Data items:
================================

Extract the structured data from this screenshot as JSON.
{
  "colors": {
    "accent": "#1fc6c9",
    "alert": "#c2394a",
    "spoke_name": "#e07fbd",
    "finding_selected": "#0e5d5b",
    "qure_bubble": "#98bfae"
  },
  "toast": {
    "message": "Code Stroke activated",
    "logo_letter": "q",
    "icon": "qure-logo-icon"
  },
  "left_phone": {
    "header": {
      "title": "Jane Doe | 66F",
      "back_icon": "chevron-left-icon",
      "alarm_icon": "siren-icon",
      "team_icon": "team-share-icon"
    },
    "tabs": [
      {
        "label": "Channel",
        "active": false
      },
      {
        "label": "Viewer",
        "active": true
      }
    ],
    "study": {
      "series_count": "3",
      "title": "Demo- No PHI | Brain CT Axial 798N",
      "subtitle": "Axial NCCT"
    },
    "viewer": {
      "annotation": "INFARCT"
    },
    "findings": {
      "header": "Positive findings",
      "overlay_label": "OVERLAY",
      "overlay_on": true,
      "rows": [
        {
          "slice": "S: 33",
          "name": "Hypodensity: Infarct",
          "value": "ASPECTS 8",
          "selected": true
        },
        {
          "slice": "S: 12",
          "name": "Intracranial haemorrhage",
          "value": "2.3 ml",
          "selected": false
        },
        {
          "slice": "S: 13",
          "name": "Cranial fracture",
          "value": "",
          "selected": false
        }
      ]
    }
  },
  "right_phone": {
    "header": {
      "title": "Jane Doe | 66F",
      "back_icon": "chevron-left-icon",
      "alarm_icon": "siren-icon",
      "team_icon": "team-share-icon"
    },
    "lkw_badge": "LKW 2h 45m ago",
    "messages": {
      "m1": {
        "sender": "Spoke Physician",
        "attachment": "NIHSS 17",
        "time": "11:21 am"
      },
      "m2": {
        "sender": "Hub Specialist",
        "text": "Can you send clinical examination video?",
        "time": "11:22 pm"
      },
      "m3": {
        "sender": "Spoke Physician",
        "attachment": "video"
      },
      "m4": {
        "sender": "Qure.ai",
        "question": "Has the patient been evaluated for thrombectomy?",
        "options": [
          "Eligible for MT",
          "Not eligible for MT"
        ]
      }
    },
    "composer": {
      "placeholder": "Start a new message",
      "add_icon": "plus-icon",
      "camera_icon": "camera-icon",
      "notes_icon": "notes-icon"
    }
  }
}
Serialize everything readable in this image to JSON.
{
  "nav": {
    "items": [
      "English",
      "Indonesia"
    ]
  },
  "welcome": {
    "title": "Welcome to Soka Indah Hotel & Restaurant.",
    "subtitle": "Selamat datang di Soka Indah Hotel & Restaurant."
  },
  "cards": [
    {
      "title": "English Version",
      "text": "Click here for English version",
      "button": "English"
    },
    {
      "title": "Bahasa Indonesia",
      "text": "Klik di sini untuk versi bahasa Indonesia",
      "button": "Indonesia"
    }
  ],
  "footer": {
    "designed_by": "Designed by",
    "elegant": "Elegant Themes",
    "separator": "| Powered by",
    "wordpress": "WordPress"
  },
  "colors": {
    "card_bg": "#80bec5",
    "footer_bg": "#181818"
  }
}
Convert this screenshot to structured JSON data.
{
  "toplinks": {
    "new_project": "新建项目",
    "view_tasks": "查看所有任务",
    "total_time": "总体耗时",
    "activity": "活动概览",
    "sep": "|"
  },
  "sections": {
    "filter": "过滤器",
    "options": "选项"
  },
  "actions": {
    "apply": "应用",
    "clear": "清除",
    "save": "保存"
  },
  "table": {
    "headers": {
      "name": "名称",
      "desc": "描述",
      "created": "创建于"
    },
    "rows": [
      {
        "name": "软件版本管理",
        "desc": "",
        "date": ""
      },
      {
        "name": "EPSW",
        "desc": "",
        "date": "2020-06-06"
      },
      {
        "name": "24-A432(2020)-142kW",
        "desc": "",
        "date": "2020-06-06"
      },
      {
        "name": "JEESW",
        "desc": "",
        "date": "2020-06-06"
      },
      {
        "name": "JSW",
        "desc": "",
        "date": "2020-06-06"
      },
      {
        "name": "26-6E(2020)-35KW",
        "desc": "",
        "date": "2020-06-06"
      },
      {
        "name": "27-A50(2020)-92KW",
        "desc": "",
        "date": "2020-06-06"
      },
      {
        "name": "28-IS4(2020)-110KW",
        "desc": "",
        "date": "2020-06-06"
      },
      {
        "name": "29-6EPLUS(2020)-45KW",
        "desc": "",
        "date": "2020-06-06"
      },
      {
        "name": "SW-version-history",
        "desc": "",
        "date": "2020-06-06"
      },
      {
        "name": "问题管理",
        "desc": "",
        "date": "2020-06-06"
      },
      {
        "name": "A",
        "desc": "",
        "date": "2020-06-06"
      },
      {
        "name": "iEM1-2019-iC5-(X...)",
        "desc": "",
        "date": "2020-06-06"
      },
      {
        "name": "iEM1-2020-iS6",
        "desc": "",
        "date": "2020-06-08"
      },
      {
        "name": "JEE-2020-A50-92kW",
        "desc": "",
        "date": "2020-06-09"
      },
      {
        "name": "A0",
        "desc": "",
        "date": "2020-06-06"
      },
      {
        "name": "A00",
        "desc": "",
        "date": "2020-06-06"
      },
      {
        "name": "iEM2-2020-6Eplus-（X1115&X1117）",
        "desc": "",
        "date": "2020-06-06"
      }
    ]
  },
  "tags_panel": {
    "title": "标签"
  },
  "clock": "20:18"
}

================================

- What you are asked to do:
Give back each line above precisely as it stands.

- The answer:
Extract the structured data from this screenshot as JSON.
{
  "colors": {
    "accent": "#1fc6c9",
    "alert": "#c2394a",
    "spoke_name": "#e07fbd",
    "finding_selected": "#0e5d5b",
    "qure_bubble": "#98bfae"
  },
  "toast": {
    "message": "Code Stroke activated",
    "logo_letter": "q",
    "icon": "qure-logo-icon"
  },
  "left_phone": {
    "header": {
      "title": "Jane Doe | 66F",
      "back_icon": "chevron-left-icon",
      "alarm_icon": "siren-icon",
      "team_icon": "team-share-icon"
    },
    "tabs": [
      {
        "label": "Channel",
        "active": false
      },
      {
        "label": "Viewer",
        "active": true
      }
    ],
    "study": {
      "series_count": "3",
      "title": "Demo- No PHI | Brain CT Axial 798N",
      "subtitle": "Axial NCCT"
    },
    "viewer": {
      "annotation": "INFARCT"
    },
    "findings": {
      "header": "Positive findings",
      "overlay_label": "OVERLAY",
      "overlay_on": true,
      "rows": [
        {
          "slice": "S: 33",
          "name": "Hypodensity: Infarct",
          "value": "ASPECTS 8",
          "selected": true
        },
        {
          "slice": "S: 12",
          "name": "Intracranial haemorrhage",
          "value": "2.3 ml",
          "selected": false
        },
        {
          "slice": "S: 13",
          "name": "Cranial fracture",
          "value": "",
          "selected": false
        }
      ]
    }
  },
  "right_phone": {
    "header": {
      "title": "Jane Doe | 66F",
      "back_icon": "chevron-left-icon",
      "alarm_icon": "siren-icon",
      "team_icon": "team-share-icon"
    },
    "lkw_badge": "LKW 2h 45m ago",
    "messages": {
      "m1": {
        "sender": "Spoke Physician",
        "attachment": "NIHSS 17",
        "time": "11:21 am"
      },
      "m2": {
        "sender": "Hub Specialist",
        "text": "Can you send clinical examination video?",
        "time": "11:22 pm"
      },
      "m3": {
        "sender": "Spoke Physician",
        "attachment": "video"
      },
      "m4": {
        "sender": "Qure.ai",
        "question": "Has the patient been evaluated for thrombectomy?",
        "options": [
          "Eligible for MT",
          "Not eligible for MT"
        ]
      }
    },
    "composer": {
      "placeholder": "Start a new message",
      "add_icon": "plus-icon",
      "camera_icon": "camera-icon",
      "notes_icon": "notes-icon"
    }
  }
}
Serialize everything readable in this image to JSON.
{
  "nav": {
    "items": [
      "English",
      "Indonesia"
    ]
  },
  "welcome": {
    "title": "Welcome to Soka Indah Hotel & Restaurant.",
    "subtitle": "Selamat datang di Soka Indah Hotel & Restaurant."
  },
  "cards": [
    {
      "title": "English Version",
      "text": "Click here for English version",
      "button": "English"
    },
    {
      "title": "Bahasa Indonesia",
      "text": "Klik di sini untuk versi bahasa Indonesia",
      "button": "Indonesia"
    }
  ],
  "footer": {
    "designed_by": "Designed by",
    "elegant": "Elegant Themes",
    "separator": "| Powered by",
    "wordpress": "WordPress"
  },
  "colors": {
    "card_bg": "#80bec5",
    "footer_bg": "#181818"
  }
}
Convert this screenshot to structured JSON data.
{
  "toplinks": {
    "new_project": "新建项目",
    "view_tasks": "查看所有任务",
    "total_time": "总体耗时",
    "activity": "活动概览",
    "sep": "|"
  },
  "sections": {
    "filter": "过滤器",
    "options": "选项"
  },
  "actions": {
    "apply": "应用",
    "clear": "清除",
    "save": "保存"
  },
  "table": {
    "headers": {
      "name": "名称",
      "desc": "描述",
      "created": "创建于"
    },
    "rows": [
      {
        "name": "软件版本管理",
        "desc": "",
        "date": ""
      },
      {
        "name": "EPSW",
        "desc": "",
        "date": "2020-06-06"
      },
      {
        "name": "24-A432(2020)-142kW",
        "desc": "",
        "date": "2020-06-06"
      },
      {
        "name": "JEESW",
        "desc": "",
        "date": "2020-06-06"
      },
      {
        "name": "JSW",
        "desc": "",
        "date": "2020-06-06"
      },
      {
        "name": "26-6E(2020)-35KW",
        "desc": "",
        "date": "2020-06-06"
      },
      {
        "name": "27-A50(2020)-92KW",
        "desc": "",
        "date": "2020-06-06"
      },
      {
        "name": "28-IS4(2020)-110KW",
        "desc": "",
        "date": "2020-06-06"
      },
      {
        "name": "29-6EPLUS(2020)-45KW",
        "desc": "",
        "date": "2020-06-06"
      },
      {
        "name": "SW-version-history",
        "desc": "",
        "date": "2020-06-06"
      },
      {
        "name": "问题管理",
        "desc": "",
        "date": "2020-06-06"
      },
      {
        "name": "A",
        "desc": "",
        "date": "2020-06-06"
      },
      {
        "name": "iEM1-2019-iC5-(X...)",
        "desc": "",
        "date": "2020-06-06"
      },
      {
        "name": "iEM1-2020-iS6",
        "desc": "",
        "date": "2020-06-08"
      },
      {
        "name": "JEE-2020-A50-92kW",
        "desc": "",
        "date": "2020-06-09"
      },
      {
        "name": "A0",
        "desc": "",
        "date": "2020-06-06"
      },
      {
        "name": "A00",
        "desc": "",
        "date": "2020-06-06"
      },
      {
        "name": "iEM2-2020-6Eplus-（X1115&X1117）",
        "desc": "",
        "date": "2020-06-06"
      }
    ]
  },
  "tags_panel": {
    "title": "标签"
  },
  "clock": "20:18"
}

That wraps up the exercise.